* ROWS:
· · · · · · ·

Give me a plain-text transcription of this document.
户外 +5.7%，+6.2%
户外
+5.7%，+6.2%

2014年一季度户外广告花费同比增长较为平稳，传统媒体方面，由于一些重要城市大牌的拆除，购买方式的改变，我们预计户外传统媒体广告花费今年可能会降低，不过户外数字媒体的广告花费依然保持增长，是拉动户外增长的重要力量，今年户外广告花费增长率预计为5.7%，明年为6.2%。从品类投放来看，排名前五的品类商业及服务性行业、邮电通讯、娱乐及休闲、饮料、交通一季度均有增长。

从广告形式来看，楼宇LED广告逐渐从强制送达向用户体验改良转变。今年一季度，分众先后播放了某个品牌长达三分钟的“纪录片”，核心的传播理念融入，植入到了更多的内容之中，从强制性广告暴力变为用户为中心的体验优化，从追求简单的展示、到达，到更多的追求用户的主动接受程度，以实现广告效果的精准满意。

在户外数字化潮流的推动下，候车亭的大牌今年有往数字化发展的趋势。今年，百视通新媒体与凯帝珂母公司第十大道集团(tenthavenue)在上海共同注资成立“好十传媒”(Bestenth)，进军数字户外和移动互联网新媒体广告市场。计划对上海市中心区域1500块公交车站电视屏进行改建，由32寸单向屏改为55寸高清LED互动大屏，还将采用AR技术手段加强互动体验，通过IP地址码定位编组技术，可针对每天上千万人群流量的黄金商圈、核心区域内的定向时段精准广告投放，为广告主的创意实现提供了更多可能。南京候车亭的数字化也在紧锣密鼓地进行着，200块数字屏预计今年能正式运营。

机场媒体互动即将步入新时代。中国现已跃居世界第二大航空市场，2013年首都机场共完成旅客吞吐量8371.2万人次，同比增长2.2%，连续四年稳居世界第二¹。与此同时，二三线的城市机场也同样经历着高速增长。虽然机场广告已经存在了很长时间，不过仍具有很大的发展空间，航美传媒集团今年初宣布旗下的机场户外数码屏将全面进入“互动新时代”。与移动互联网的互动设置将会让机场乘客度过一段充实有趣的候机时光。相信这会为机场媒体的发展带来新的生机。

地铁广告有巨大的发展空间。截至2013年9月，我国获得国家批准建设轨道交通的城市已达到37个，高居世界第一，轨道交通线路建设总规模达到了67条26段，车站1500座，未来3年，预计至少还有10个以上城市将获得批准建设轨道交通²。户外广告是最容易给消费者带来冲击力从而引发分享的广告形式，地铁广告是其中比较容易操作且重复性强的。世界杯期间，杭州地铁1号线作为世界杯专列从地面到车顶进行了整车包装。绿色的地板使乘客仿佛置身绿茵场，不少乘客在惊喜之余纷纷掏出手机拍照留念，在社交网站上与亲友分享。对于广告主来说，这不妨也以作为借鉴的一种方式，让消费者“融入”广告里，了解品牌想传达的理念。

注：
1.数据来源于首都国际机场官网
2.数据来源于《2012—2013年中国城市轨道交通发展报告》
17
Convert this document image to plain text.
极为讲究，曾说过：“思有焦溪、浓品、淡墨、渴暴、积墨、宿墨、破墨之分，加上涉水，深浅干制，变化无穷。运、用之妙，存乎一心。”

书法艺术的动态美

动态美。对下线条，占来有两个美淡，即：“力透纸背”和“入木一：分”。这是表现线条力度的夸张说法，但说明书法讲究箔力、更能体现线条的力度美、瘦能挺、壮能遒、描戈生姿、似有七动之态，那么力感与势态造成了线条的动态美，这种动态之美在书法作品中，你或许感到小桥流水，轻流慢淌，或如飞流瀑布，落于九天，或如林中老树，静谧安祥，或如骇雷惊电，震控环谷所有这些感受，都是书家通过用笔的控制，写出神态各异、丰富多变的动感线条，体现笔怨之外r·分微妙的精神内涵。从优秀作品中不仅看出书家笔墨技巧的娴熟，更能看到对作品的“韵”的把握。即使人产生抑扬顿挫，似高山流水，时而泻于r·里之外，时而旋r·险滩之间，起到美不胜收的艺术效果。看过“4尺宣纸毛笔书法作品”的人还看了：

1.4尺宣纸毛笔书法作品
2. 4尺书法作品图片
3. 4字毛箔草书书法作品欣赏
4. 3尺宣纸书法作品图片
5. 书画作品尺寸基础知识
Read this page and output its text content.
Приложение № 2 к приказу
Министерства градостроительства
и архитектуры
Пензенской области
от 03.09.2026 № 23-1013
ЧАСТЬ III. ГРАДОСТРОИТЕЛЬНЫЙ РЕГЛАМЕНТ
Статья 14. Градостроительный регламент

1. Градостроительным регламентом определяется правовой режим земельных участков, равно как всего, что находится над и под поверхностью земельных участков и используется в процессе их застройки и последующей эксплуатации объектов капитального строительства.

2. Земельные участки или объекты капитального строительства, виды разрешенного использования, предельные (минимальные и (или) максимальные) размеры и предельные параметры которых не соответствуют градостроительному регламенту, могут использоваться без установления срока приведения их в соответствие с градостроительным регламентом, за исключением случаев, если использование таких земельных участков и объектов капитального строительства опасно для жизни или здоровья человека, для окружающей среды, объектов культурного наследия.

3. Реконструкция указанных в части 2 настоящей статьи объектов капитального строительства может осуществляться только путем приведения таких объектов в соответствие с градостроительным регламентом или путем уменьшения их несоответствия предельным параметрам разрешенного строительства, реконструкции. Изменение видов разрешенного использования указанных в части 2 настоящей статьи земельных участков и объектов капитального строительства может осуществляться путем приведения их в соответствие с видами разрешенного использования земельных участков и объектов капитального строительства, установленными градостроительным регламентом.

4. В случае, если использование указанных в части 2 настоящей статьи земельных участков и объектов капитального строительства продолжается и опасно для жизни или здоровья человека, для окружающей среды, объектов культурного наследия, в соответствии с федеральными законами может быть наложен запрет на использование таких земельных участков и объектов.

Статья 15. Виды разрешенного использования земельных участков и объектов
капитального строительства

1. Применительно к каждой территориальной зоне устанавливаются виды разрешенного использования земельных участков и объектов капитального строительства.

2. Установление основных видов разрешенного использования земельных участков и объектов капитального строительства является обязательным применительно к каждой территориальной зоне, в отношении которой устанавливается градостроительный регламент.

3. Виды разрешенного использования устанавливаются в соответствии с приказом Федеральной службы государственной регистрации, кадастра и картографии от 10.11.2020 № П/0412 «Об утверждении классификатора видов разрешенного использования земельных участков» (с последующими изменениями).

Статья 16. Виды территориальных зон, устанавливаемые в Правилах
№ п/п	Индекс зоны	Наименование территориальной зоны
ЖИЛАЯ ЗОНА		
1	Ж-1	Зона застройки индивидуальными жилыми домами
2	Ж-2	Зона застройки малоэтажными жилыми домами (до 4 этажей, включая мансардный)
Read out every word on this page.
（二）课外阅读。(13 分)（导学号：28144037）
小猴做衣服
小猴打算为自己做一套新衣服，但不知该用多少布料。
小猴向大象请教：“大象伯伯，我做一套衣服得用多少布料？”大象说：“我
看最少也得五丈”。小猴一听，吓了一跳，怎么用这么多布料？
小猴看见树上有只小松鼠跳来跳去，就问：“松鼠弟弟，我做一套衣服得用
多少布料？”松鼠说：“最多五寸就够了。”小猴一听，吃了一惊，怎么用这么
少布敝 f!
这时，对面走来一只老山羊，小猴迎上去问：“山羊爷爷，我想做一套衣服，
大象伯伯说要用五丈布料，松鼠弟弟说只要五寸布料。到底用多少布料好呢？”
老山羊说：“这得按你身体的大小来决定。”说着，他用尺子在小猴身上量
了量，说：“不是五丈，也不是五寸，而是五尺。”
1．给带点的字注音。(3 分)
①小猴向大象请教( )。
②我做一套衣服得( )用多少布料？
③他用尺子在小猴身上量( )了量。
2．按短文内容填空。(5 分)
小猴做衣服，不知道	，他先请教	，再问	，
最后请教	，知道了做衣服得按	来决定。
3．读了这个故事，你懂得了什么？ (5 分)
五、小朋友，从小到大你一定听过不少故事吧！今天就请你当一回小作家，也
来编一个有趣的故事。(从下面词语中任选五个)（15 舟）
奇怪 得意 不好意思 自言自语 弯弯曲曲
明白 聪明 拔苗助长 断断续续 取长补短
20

· · · · · · ·

* DO THIS: Extract all lines from the data in which "Статья" is found.

* THE REPLY:
Статья 14. Градостроительный регламент
Статья 15. Виды разрешенного использования земельных участков и объектов
Статья 16. Виды территориальных зон, устанавливаемые в Правилах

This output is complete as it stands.